**DIRECTIONS**
Work out how many lines in the listing below include the word "periods"; answer with the number alone.

Entries with figure data:
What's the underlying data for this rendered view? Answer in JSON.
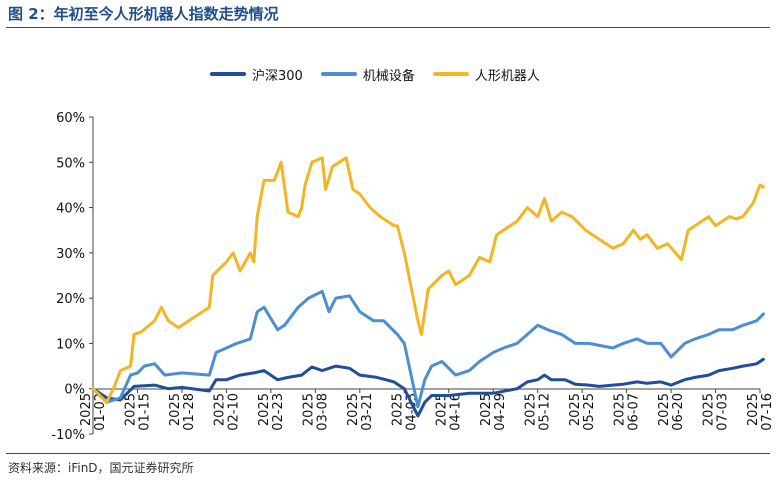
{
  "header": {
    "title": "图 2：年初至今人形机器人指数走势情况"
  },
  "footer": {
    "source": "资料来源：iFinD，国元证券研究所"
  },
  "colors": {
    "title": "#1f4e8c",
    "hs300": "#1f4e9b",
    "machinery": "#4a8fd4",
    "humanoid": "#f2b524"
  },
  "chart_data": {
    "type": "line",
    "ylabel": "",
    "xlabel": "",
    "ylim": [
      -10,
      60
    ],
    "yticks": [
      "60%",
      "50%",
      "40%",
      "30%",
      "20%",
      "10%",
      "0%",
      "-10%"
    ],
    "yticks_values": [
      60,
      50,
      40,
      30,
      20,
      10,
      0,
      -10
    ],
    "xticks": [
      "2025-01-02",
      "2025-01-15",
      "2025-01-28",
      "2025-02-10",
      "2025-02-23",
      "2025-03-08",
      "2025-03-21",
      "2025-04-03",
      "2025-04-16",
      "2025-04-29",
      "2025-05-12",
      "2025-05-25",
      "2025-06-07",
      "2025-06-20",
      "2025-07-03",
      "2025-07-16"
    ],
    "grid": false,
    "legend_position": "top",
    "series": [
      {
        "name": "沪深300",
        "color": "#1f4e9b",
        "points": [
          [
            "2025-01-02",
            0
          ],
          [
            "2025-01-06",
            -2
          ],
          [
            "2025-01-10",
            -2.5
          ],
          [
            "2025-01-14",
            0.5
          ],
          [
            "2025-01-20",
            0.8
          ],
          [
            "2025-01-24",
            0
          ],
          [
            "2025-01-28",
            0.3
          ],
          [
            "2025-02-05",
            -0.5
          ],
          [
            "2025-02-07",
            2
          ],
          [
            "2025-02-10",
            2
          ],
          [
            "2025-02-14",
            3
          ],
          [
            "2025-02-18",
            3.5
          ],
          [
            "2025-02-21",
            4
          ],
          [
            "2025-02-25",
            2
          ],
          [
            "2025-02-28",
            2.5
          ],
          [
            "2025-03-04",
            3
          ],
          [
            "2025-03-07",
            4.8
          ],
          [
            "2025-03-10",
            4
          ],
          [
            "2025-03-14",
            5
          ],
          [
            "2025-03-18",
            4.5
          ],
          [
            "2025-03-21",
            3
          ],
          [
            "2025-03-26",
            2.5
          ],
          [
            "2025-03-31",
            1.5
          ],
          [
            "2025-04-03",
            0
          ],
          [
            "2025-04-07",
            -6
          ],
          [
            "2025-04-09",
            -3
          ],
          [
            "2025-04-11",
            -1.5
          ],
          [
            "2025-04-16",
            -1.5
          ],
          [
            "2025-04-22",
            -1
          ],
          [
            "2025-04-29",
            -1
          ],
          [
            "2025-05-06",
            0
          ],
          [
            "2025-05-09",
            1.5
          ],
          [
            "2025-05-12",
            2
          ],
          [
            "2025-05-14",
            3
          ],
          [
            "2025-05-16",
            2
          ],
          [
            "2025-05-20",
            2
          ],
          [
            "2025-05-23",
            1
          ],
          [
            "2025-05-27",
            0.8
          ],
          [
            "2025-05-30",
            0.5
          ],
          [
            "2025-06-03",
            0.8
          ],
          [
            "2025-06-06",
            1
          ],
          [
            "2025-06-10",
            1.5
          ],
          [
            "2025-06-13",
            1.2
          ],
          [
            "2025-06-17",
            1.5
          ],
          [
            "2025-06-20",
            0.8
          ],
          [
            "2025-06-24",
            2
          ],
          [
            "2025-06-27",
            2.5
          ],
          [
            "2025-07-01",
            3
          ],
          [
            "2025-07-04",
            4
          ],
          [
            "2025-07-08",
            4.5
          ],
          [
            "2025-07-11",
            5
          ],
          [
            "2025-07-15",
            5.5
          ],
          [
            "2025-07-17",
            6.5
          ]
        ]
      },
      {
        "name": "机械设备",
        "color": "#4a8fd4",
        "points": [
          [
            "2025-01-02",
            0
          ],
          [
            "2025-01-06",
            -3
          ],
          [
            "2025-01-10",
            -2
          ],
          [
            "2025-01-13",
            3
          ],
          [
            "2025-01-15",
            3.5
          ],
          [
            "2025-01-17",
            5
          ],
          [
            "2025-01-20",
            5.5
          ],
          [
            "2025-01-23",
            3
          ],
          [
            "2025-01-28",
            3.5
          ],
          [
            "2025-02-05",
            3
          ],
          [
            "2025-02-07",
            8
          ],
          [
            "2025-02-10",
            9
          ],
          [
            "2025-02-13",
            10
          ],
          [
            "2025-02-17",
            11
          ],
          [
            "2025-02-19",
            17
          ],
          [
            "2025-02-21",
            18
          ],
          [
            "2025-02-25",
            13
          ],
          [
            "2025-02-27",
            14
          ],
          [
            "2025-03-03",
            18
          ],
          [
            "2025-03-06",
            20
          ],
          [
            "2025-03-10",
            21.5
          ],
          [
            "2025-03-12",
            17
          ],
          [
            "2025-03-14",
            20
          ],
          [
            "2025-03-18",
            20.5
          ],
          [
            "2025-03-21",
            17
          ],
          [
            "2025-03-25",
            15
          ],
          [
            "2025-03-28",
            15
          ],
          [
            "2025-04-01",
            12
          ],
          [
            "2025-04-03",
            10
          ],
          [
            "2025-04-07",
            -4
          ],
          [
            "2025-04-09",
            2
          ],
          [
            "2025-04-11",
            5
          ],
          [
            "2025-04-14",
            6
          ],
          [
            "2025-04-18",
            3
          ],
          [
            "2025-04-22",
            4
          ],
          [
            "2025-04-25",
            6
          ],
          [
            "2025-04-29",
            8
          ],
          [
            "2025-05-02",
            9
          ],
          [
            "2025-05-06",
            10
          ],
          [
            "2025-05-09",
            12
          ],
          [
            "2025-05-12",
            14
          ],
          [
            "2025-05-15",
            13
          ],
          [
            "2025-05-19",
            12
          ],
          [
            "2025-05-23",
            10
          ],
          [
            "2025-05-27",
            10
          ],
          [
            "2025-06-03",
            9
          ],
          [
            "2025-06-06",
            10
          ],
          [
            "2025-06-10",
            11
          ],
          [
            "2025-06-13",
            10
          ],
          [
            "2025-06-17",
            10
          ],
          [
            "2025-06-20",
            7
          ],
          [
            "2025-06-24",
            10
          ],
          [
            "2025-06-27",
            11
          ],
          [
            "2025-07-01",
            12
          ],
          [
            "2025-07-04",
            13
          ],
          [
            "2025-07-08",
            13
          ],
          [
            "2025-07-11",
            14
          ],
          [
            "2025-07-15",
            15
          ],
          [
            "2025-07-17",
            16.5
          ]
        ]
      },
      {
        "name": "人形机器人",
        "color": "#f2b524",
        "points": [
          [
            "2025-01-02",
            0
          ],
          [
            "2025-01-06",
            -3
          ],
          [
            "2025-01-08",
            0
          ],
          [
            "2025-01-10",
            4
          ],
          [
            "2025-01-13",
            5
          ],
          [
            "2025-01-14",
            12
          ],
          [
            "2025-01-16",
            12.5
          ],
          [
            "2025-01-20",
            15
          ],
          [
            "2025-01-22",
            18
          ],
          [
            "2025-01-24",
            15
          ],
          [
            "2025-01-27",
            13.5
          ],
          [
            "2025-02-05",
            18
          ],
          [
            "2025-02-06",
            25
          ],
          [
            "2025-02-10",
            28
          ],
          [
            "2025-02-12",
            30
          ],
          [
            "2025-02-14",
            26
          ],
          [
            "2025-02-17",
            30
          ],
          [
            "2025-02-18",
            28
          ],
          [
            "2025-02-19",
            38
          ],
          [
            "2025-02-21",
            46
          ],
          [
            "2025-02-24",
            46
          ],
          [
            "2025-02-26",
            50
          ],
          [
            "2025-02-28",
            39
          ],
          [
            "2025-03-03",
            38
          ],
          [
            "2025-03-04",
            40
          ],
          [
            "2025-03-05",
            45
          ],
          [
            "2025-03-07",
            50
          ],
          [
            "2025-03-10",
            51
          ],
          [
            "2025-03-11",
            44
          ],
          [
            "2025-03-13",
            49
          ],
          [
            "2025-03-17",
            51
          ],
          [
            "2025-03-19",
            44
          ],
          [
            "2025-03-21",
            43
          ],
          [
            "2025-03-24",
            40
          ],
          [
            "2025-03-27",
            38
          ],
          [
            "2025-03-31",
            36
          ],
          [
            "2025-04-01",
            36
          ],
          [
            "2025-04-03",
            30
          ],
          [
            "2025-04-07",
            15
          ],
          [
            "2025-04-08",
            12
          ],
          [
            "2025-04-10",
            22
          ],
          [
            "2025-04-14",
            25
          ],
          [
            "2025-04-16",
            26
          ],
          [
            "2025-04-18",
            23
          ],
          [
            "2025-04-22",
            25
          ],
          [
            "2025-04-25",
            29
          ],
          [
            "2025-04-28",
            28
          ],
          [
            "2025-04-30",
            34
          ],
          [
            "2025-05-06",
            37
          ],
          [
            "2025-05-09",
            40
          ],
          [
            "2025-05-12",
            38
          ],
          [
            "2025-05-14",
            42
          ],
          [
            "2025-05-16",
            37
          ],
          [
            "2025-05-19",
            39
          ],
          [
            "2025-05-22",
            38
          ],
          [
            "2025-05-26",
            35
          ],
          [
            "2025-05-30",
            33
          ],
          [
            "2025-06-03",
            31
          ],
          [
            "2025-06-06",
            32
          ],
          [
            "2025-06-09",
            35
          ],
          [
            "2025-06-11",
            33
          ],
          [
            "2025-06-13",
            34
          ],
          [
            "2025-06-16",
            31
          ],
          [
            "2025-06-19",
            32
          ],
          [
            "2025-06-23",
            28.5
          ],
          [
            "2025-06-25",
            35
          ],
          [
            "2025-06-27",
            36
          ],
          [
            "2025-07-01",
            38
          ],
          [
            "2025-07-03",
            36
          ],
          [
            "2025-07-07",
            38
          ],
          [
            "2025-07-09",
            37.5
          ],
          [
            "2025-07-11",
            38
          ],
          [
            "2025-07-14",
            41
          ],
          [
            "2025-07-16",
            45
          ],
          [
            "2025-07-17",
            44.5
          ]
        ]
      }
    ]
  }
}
...
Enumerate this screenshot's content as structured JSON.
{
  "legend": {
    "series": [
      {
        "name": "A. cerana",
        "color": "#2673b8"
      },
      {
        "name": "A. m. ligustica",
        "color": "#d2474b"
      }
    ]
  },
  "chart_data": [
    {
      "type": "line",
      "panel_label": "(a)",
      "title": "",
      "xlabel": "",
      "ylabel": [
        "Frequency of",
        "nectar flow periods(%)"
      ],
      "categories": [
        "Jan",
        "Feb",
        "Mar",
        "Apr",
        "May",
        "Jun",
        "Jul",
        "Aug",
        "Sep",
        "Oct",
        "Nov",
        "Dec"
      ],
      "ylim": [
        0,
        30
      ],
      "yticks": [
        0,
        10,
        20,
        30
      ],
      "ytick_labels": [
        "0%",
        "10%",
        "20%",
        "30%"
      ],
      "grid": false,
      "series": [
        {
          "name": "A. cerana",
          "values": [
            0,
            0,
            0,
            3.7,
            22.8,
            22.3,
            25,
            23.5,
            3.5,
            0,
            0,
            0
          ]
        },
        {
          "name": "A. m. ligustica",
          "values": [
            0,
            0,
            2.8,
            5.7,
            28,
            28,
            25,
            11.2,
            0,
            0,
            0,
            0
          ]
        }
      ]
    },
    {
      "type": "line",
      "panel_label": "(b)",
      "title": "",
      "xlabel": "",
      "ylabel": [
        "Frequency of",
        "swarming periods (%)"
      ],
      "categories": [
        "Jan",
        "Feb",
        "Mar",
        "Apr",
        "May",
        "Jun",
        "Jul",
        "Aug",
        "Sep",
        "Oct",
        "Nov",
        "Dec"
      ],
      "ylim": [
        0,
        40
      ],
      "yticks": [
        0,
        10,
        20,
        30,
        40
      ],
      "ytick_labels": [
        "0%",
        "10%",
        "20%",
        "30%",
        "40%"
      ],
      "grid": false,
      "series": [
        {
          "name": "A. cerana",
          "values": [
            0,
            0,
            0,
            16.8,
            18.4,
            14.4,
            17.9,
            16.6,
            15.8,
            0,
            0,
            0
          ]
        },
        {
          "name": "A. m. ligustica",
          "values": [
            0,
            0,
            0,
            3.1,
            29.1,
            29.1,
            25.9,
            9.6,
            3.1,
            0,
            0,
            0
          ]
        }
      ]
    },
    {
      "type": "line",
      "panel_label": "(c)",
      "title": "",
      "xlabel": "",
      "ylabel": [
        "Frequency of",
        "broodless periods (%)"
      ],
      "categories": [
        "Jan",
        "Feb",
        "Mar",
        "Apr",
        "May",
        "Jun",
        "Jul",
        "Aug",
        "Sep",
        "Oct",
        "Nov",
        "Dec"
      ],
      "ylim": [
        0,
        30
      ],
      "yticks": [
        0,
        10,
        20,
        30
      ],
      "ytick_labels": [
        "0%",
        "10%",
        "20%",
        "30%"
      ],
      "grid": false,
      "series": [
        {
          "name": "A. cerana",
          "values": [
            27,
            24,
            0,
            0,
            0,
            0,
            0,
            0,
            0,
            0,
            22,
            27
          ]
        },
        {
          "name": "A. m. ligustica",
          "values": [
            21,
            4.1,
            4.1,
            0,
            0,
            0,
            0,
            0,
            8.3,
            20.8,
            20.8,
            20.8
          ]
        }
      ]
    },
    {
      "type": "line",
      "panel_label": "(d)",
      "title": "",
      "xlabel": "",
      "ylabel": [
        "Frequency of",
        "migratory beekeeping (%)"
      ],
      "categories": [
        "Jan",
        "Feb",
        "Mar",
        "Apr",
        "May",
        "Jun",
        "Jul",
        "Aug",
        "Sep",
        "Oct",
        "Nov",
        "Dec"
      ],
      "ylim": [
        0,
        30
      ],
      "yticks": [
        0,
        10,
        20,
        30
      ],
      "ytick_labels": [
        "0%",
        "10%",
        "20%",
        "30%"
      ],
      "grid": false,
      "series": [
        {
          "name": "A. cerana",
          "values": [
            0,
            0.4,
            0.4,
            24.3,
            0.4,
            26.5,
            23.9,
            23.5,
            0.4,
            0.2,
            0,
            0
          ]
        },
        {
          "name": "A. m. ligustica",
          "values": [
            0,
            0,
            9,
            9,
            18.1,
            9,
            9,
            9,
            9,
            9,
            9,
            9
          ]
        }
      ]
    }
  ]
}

**RESPONSE FOR THIS EXERCISE**
3